* begin Dataset extract *

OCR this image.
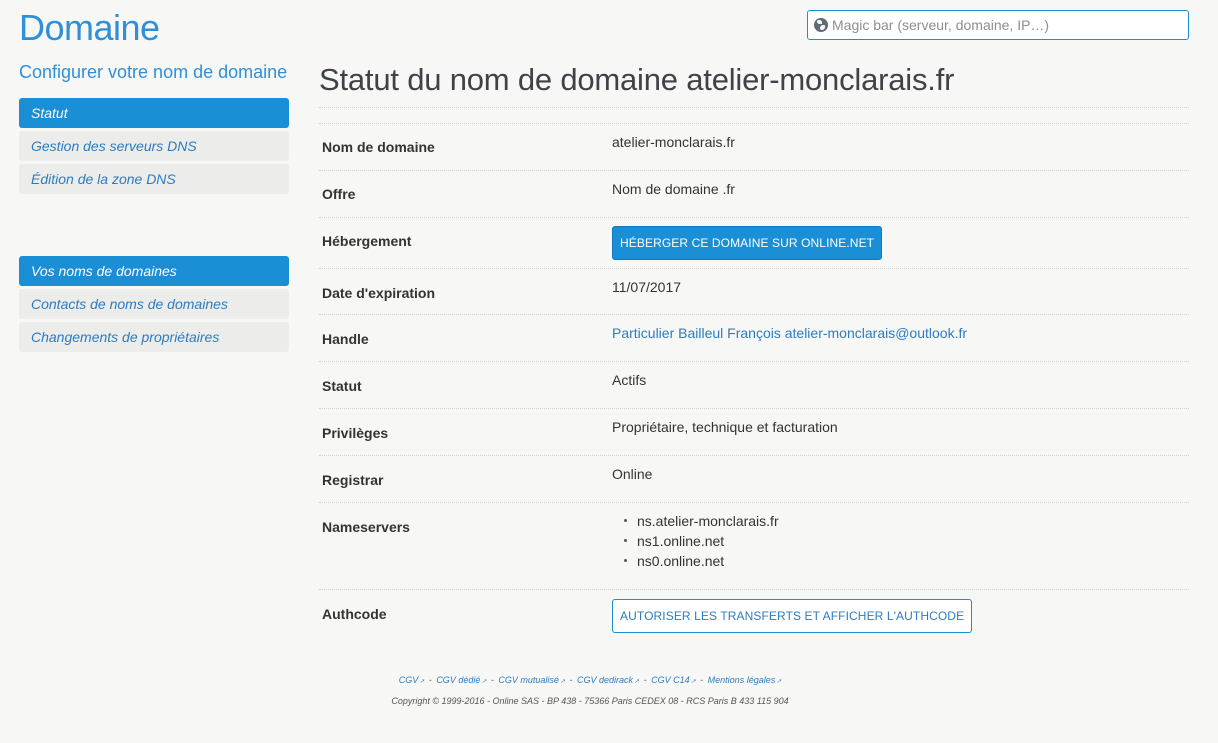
Domaine
Magic bar (serveur, domaine, IP…)
Configurer votre nom de domaine
Statut
Gestion des serveurs DNS
Édition de la zone DNS
Vos noms de domaines
Contacts de noms de domaines
Changements de propriétaires
Statut du nom de domaine atelier-monclarais.fr
Nom de domaine	atelier-monclarais.fr
Offre	Nom de domaine .fr
Hébergement	HÉBERGER CE DOMAINE SUR ONLINE.NET
Date d'expiration	11/07/2017
Handle	Particulier Bailleul François atelier-monclarais@outlook.fr
Statut	Actifs
Privilèges	Propriétaire, technique et facturation
Registrar	Online
Nameservers	ns.atelier-monclarais.fr
ns1.online.net
ns0.online.net
Authcode	AUTORISER LES TRANSFERTS ET AFFICHER L'AUTHCODE
CGV↗ - CGV dédié↗ - CGV mutualisé↗ - CGV dedirack↗ - CGV C14↗ - Mentions légales↗
Copyright © 1999-2016 - Online SAS - BP 438 - 75366 Paris CEDEX 08 - RCS Paris B 433 115 904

* end Dataset extract *

Goal: Each line above is to be copied verbatim. Drop any image from the copy.

Task answer:
OCR this image.
Domaine
Magic bar (serveur, domaine, IP…)
Configurer votre nom de domaine
Statut
Gestion des serveurs DNS
Édition de la zone DNS
Vos noms de domaines
Contacts de noms de domaines
Changements de propriétaires
Statut du nom de domaine atelier-monclarais.fr
Nom de domaine	atelier-monclarais.fr
Offre	Nom de domaine .fr
Hébergement	HÉBERGER CE DOMAINE SUR ONLINE.NET
Date d'expiration	11/07/2017
Handle	Particulier Bailleul François atelier-monclarais@outlook.fr
Statut	Actifs
Privilèges	Propriétaire, technique et facturation
Registrar	Online
Nameservers	ns.atelier-monclarais.fr
ns1.online.net
ns0.online.net
Authcode	AUTORISER LES TRANSFERTS ET AFFICHER L'AUTHCODE
CGV↗ - CGV dédié↗ - CGV mutualisé↗ - CGV dedirack↗ - CGV C14↗ - Mentions légales↗
Copyright © 1999-2016 - Online SAS - BP 438 - 75366 Paris CEDEX 08 - RCS Paris B 433 115 904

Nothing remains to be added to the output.